▸ Text block
○ ○ ○
The Curious Capitalist – TIME.com

Consoling ourselves through blogging when Serwer and Sloan get the cover

Okay, so I totally missed this. Here's Time Inc. CEO Ann Moore, talking to the New York Post's Keith Kelly a little over a week ago:

Moore pointed to the recent Time cover story, "How Wall Street Sold Out America," which was written by Fortune magazine's top editor, Andy Serwer, and noted economic and Fortune columnist Allan Sloan.

That kind of cross-magazine sharing on the editorial side was virtually unheard of in the past, and marked the first time that a managing editor of one magazine contributed and co-wrote a cover story on another title.

Moore also dropped some broad hints that the Fortune-Time experiment could be a blueprint for the future.

"Time was happy - it got two great writers for its cover. Who was unhappy? Maybe Time's five business writers, but they got to blog on the topic," said Moore.

Gee, I think that's a reference to Barbara and me--all five of us. And we did get to blog on the topic. I for one was more than happy with the arrangement, and I really liked Andy and Allan's story. But I am somewhat mystified that Ann keeps bringing up the Serwer/Sloan article and never mentions the one I wrote in return for Fortune a couple weeks later. The only possible explanation: She reads TIME religiously, but never quite gets around to Fortune.


And the GDP data say ... a razor-thin Obama win

With the GDP numbers out today we now have all the inputs needed to figure out who's going to win the presidential election. At least, we have all the inputs needed to run the Fair Model, Yale economist Ray Fair's GDP- and inflation-based formula for predicting whether the incumbent party holds onto the White House or not. Plug in real annual GDP growth of 1.1% in the first three quarters of the election year, average inflation (as measured by the GDP deflator, not CPI) of 2.9% over the first 15 quarters of the current presidential term, and four quarters of 3.2%+ GDP growth during the current term and you get ...

... a 50.25% to 49.75% Obama popular-vote victory (the Fair Model has no truck with third-party candidates or the electoral college or any of that).

The one big issue I see with this forecast--other than that it's reductivist reductionist economic nonsense, which for me is its whole appeal--is that this year's GDP numbers are eventually going to be revised, and most people who know what they're talking about seem to think they'll be revised downward.


An opportunity to invest in cash and pay 2 and 20

Bloomberg has a story this morning about how some high-profile hedge fund managers—Steven Cohen, David Einhorn, Paul Singer—are opening up their funds to new investors for the first time in years. Seems they're having luck raising money, even as many of their peers are being forced to dump positions to meet redemptions.

As for what you get in return—well, that's the thing. As the Journal recently reported, a number of hedgies have moved to large cash positions after deciding to sit this market out. (A lot more have moved to cash because investors want their money back, but that's a different story.)
○ ○ ○
▸ Stated problem 1
Write out the records from their first line through the line containing "Text: (Service A): (Service", reproducing each line verbatim.
The text and the records were taken from unrelated sources.

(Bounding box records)
○ ○ ○
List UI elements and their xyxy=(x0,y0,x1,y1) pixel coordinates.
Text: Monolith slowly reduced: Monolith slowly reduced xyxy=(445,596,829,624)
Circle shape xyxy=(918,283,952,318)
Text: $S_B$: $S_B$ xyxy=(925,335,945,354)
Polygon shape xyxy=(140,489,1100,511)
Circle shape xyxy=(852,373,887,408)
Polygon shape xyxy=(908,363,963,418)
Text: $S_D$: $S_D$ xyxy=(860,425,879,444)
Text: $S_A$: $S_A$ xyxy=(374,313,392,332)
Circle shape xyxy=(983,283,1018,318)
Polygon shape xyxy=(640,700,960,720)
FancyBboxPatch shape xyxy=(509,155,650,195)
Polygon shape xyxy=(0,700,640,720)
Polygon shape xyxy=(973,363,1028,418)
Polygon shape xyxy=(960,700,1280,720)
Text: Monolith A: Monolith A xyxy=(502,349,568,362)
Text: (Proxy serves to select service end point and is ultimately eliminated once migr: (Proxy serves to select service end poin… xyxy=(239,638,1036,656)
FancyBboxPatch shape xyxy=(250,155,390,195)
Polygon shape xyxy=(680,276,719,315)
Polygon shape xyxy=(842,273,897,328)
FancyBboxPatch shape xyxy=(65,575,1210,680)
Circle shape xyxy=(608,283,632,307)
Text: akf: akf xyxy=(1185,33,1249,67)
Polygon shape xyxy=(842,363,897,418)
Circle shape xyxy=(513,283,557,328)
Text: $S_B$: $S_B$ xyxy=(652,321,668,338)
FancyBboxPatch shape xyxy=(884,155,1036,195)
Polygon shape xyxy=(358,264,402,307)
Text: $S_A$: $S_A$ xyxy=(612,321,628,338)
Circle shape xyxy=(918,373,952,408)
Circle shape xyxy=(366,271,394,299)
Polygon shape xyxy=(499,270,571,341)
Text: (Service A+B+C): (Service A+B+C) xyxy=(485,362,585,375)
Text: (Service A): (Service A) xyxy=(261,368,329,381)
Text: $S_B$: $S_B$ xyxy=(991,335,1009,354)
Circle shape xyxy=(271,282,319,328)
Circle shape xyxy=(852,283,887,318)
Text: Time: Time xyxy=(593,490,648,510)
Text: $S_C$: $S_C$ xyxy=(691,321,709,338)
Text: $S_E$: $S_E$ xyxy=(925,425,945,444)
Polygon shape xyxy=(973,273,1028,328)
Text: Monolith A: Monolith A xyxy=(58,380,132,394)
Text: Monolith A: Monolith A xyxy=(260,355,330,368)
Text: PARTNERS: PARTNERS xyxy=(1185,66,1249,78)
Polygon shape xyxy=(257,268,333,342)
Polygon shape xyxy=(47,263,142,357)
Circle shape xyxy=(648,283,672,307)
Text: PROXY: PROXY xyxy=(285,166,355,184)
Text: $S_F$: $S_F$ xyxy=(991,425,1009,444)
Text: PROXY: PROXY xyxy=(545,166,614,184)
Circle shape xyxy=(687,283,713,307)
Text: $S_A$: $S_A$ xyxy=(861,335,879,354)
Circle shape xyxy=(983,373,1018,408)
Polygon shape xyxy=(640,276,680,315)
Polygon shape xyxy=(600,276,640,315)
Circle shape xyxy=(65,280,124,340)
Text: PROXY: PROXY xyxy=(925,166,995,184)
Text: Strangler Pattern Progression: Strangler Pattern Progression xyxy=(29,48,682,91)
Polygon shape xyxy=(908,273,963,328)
○ ○ ○
▸ Stated problem 2
Extend the Curious Capitalist blog text from the point where it stops.

▸ Exercise output 1
List UI elements and their xyxy=(x0,y0,x1,y1) pixel coordinates.
Text: Monolith slowly reduced: Monolith slowly reduced xyxy=(445,596,829,624)
Circle shape xyxy=(918,283,952,318)
Text: $S_B$: $S_B$ xyxy=(925,335,945,354)
Polygon shape xyxy=(140,489,1100,511)
Circle shape xyxy=(852,373,887,408)
Polygon shape xyxy=(908,363,963,418)
Text: $S_D$: $S_D$ xyxy=(860,425,879,444)
Text: $S_A$: $S_A$ xyxy=(374,313,392,332)
Circle shape xyxy=(983,283,1018,318)
Polygon shape xyxy=(640,700,960,720)
FancyBboxPatch shape xyxy=(509,155,650,195)
Polygon shape xyxy=(0,700,640,720)
Polygon shape xyxy=(973,363,1028,418)
Polygon shape xyxy=(960,700,1280,720)
Text: Monolith A: Monolith A xyxy=(502,349,568,362)
Text: (Proxy serves to select service end point and is ultimately eliminated once migr: (Proxy serves to select service end poin… xyxy=(239,638,1036,656)
FancyBboxPatch shape xyxy=(250,155,390,195)
Polygon shape xyxy=(680,276,719,315)
Polygon shape xyxy=(842,273,897,328)
FancyBboxPatch shape xyxy=(65,575,1210,680)
Circle shape xyxy=(608,283,632,307)
Text: akf: akf xyxy=(1185,33,1249,67)
Polygon shape xyxy=(842,363,897,418)
Circle shape xyxy=(513,283,557,328)
Text: $S_B$: $S_B$ xyxy=(652,321,668,338)
FancyBboxPatch shape xyxy=(884,155,1036,195)
Polygon shape xyxy=(358,264,402,307)
Text: $S_A$: $S_A$ xyxy=(612,321,628,338)
Circle shape xyxy=(918,373,952,408)
Circle shape xyxy=(366,271,394,299)
Polygon shape xyxy=(499,270,571,341)
Text: (Service A+B+C): (Service A+B+C) xyxy=(485,362,585,375)
Text: (Service A): (Service A) xyxy=(261,368,329,381)

▸ Exercise output 2
One of the prime examples in the Journal's piece: Steven Cohen. He's reportedly moved about half of the $14 billion in SAC Capital Advisors into money-market and other short-term securities, and plans to keep it that way for the rest of the year. Investing in cash under a hedge-fund fee structure. And here we thought they'd already thought of everything.

Barbara!


The GDP report: Moderately bad, perhaps more than moderately misleading

We finally got another quarter of negative GDP--the first since a year ago. The third-quarter number (-0.3%) will be revised as more data come in over the next couple of months, though, and economist Roger Kubarych of Italo-German superbank Unicredit (whose analysis was the first to land in my e-mail inbox) actually thinks it may go up.

But Kubarych is sure the fourth quarter will be bad bad bad, as is everyone else in economistland. Maury Harris at UBS predicts the economy will shrink at a 3.5% annualized pace in the fourth quarter.

Some numbers from today's GDP report show why:

consumer spending, down at a 3.1% annualized pace (adjusted for inflation)

consumer spending on durable goods, down 14.1%

capital spending (nonresidential fixed investment), down 5.1%

disposable personal income, down 8.7%

What was up? Federal government spending, up 13.8%! Although most of that was due to a big gain in defense spending. Nondefense spending was up at only a 4.8% annual pace. That should change in the next coming quarters.

Oh, and after my post on the saving rate yesterday I should note that it is down, to 1.3%, from 2.7% in the second quarter.

Finally, it should be noted that you may want to ignore all the above numbers (except the savings rate, which is calculated using non-inflation-adjusted numbers) because they're so tainted by the difficulty the government has been having in measuring inflation this year. As Kubarych's colleague Harm Bandholz (I did not call Unicredit a superbank for nothing) explains:

According to the BEA, personal consumption expenditures for food subtracted an annualized 0.89pp from GDP growth (!) - that is the second largest subtraction since 1950 and is more than the 0.80pp drag from private consumption! We think that this odd figure was likely caused by flawed deflators. As nominal spending for food decreased an annualized 0.9%, the deflator for food expenditures soared another 7-3/4%.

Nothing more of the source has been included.